## [SET TASK]
Pull every line holding the string "윈드코인을" from the records below.

● ● ●

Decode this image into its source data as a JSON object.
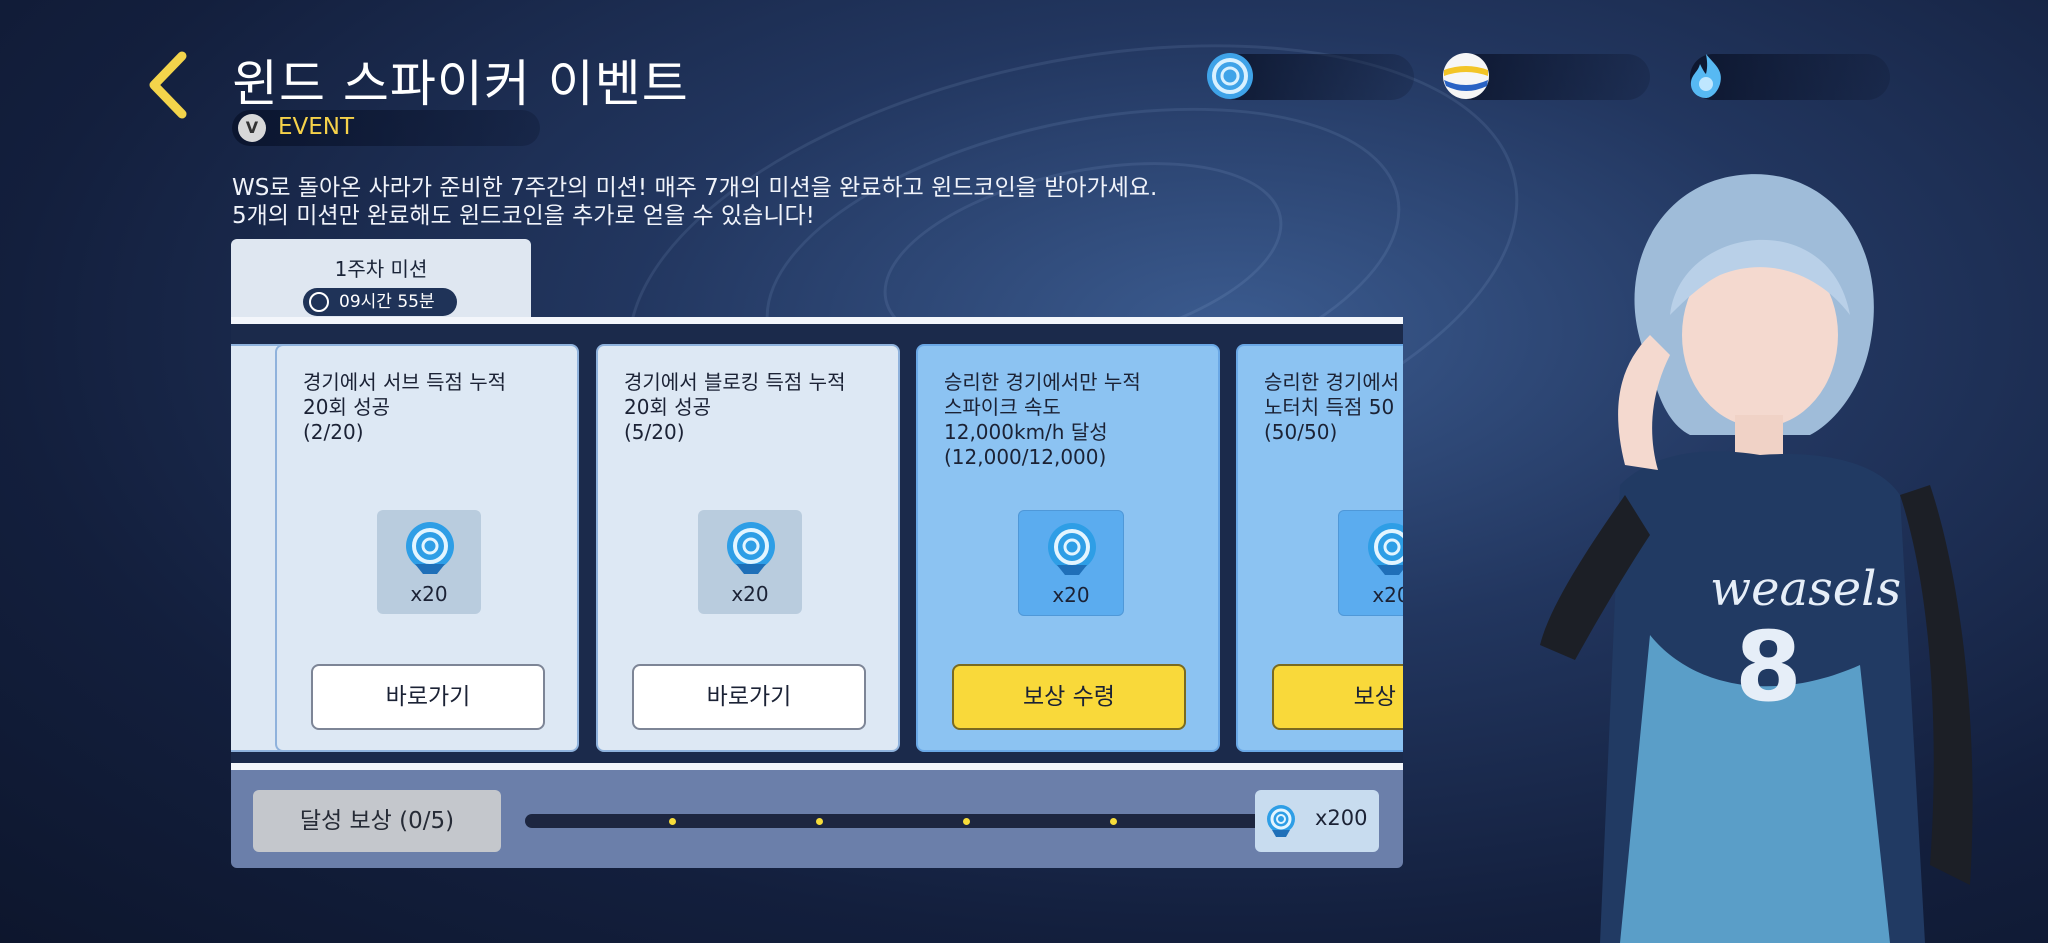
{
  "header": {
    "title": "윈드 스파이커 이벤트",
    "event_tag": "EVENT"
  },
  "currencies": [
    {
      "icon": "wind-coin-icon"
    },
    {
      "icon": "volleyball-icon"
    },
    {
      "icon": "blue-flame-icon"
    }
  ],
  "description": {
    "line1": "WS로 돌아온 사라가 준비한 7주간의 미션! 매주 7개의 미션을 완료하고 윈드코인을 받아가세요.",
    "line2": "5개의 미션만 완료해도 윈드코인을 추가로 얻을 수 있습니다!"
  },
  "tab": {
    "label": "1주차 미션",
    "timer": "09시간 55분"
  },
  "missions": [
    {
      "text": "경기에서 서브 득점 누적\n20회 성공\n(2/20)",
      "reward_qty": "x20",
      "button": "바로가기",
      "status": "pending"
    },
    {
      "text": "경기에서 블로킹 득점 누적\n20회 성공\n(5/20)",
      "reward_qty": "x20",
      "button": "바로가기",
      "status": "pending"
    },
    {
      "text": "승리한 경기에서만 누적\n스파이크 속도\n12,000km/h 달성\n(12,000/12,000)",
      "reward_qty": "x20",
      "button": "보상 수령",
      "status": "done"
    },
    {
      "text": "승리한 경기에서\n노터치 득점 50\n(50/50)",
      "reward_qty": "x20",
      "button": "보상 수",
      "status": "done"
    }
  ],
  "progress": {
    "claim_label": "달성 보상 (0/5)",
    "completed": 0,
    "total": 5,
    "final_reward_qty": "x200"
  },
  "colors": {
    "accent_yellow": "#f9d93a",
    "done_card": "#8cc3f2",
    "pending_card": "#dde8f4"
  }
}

● ● ●

## [FINISHED EXERCISE]
    "line1": "WS로 돌아온 사라가 준비한 7주간의 미션! 매주 7개의 미션을 완료하고 윈드코인을 받아가세요.",
    "line2": "5개의 미션만 완료해도 윈드코인을 추가로 얻을 수 있습니다!"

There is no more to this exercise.